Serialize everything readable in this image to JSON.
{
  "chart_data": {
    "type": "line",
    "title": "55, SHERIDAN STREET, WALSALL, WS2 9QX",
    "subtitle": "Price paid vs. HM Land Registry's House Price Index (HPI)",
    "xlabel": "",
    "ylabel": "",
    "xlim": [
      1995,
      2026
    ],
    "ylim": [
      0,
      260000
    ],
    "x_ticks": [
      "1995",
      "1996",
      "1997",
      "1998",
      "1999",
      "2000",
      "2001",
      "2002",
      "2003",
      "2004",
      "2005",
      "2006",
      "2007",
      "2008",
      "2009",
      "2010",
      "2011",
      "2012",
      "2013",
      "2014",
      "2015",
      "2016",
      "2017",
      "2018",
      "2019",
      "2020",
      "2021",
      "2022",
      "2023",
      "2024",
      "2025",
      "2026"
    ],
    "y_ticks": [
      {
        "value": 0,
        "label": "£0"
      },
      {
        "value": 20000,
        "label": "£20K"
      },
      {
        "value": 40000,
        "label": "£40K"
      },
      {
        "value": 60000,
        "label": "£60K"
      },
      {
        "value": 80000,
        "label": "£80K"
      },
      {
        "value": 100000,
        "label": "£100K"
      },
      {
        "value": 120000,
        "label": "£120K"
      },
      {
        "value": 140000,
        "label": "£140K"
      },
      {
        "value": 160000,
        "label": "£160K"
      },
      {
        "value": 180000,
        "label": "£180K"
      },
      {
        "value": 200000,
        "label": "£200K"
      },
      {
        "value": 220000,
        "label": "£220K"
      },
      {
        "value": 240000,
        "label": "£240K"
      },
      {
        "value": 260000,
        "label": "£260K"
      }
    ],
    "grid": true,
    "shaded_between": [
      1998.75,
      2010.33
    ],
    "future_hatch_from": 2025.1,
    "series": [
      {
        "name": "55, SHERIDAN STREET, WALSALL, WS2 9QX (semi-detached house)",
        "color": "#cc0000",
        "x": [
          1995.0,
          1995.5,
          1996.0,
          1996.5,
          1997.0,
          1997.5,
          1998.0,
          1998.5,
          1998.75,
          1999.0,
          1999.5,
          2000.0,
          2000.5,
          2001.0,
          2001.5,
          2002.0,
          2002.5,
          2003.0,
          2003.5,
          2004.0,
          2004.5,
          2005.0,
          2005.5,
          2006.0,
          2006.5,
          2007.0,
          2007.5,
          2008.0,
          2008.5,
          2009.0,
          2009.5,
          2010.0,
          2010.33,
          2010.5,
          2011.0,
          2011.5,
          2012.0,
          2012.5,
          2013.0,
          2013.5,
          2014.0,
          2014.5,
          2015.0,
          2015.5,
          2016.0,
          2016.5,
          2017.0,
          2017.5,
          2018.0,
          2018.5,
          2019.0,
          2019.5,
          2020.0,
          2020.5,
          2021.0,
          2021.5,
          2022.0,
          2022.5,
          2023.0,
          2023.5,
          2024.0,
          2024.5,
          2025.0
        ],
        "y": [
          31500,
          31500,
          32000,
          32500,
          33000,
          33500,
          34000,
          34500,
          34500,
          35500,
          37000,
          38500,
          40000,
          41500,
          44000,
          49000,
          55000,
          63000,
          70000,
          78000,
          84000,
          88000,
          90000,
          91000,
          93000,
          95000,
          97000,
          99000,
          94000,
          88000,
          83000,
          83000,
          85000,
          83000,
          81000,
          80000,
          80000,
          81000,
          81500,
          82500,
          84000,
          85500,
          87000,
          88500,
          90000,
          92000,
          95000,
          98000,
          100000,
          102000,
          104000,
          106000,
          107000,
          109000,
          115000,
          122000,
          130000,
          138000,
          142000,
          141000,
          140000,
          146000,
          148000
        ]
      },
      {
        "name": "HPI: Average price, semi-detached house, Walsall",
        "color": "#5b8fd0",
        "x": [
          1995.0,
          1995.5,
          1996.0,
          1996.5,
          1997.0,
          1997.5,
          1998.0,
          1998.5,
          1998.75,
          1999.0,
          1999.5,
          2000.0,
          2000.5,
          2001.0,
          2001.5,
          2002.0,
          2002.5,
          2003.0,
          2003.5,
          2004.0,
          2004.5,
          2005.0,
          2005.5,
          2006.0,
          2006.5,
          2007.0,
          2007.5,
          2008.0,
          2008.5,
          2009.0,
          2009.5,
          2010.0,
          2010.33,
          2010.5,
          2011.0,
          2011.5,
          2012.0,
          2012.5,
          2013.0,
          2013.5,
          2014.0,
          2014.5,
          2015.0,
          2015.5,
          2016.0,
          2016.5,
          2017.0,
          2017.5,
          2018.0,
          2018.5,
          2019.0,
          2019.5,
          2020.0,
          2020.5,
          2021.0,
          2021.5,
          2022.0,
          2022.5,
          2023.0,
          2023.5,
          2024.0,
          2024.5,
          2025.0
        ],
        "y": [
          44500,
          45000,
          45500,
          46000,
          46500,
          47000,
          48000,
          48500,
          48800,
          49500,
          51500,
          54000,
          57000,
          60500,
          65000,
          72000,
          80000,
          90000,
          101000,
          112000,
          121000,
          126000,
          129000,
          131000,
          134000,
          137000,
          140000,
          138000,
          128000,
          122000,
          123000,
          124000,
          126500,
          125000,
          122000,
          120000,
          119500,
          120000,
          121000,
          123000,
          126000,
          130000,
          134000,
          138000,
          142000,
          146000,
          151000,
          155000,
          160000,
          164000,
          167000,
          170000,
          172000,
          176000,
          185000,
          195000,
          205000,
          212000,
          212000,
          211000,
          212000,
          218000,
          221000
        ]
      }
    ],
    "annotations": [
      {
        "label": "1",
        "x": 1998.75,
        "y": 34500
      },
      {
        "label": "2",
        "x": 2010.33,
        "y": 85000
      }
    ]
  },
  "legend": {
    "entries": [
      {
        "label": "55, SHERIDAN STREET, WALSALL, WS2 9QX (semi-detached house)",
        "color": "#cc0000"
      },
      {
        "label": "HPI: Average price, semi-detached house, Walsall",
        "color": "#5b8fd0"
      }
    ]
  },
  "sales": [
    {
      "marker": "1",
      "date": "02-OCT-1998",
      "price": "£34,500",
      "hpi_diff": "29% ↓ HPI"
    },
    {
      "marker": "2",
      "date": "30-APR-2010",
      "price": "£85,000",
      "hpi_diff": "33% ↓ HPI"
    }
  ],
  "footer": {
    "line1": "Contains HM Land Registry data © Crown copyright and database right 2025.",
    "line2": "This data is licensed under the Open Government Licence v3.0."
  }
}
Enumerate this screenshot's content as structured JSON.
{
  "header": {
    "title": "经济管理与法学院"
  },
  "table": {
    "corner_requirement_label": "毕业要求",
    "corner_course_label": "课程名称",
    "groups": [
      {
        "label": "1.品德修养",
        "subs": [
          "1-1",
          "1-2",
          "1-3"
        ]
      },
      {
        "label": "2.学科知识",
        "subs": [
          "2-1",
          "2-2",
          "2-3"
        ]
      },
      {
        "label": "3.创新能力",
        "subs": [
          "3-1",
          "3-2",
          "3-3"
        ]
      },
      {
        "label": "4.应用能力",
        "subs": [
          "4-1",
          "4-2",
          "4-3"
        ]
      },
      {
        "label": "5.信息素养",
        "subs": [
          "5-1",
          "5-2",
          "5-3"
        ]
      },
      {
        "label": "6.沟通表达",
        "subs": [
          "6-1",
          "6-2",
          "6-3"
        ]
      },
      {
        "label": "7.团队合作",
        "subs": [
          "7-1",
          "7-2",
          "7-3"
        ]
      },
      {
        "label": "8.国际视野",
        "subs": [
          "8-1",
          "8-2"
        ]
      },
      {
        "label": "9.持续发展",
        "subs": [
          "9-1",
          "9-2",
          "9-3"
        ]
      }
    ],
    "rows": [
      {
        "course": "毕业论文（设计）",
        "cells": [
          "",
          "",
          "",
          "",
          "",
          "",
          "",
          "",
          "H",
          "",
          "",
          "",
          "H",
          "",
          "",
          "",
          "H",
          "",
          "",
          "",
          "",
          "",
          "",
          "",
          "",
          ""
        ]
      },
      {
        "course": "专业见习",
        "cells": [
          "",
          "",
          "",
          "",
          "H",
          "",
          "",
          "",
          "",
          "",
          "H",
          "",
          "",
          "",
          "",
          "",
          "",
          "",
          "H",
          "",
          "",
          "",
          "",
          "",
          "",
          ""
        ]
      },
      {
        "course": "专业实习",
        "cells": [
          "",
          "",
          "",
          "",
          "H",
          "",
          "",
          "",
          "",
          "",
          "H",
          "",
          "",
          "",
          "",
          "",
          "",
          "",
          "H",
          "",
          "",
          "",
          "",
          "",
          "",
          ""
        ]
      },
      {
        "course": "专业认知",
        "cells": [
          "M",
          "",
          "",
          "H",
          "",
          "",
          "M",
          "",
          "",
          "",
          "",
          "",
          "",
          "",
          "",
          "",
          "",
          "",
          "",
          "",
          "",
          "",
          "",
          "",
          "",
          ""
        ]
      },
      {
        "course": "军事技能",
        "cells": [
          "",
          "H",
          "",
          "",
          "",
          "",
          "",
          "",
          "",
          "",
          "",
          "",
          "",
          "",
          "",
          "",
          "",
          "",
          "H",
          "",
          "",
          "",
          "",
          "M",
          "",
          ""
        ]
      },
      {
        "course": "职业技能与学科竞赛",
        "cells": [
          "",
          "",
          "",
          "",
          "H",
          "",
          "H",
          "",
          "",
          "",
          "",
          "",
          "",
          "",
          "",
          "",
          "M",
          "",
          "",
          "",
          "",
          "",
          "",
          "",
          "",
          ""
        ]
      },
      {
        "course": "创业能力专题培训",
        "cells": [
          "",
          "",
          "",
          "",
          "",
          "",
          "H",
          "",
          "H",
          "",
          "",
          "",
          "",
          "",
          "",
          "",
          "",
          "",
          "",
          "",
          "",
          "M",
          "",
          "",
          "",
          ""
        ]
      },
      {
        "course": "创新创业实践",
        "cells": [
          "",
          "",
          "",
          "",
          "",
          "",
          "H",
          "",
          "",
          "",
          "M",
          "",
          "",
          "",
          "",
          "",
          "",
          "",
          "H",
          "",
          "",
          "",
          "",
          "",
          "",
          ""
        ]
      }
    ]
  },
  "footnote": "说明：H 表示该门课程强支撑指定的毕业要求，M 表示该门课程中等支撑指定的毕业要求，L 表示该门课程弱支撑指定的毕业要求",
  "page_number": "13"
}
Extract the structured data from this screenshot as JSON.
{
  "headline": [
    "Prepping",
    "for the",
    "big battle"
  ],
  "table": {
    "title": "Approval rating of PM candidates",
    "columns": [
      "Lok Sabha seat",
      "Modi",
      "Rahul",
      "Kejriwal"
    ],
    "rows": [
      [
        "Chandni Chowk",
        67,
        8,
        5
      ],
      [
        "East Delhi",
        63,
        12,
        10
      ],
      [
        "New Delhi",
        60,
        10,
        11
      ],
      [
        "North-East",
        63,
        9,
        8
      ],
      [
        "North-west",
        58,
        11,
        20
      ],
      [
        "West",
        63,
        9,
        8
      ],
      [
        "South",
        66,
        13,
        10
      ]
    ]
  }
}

## Stated exercise
Copy out every line of the data that includes the word "Land".

## Expected answer
    "subtitle": "Price paid vs. HM Land Registry's House Price Index (HPI)",
    "line1": "Contains HM Land Registry data © Crown copyright and database right 2025.",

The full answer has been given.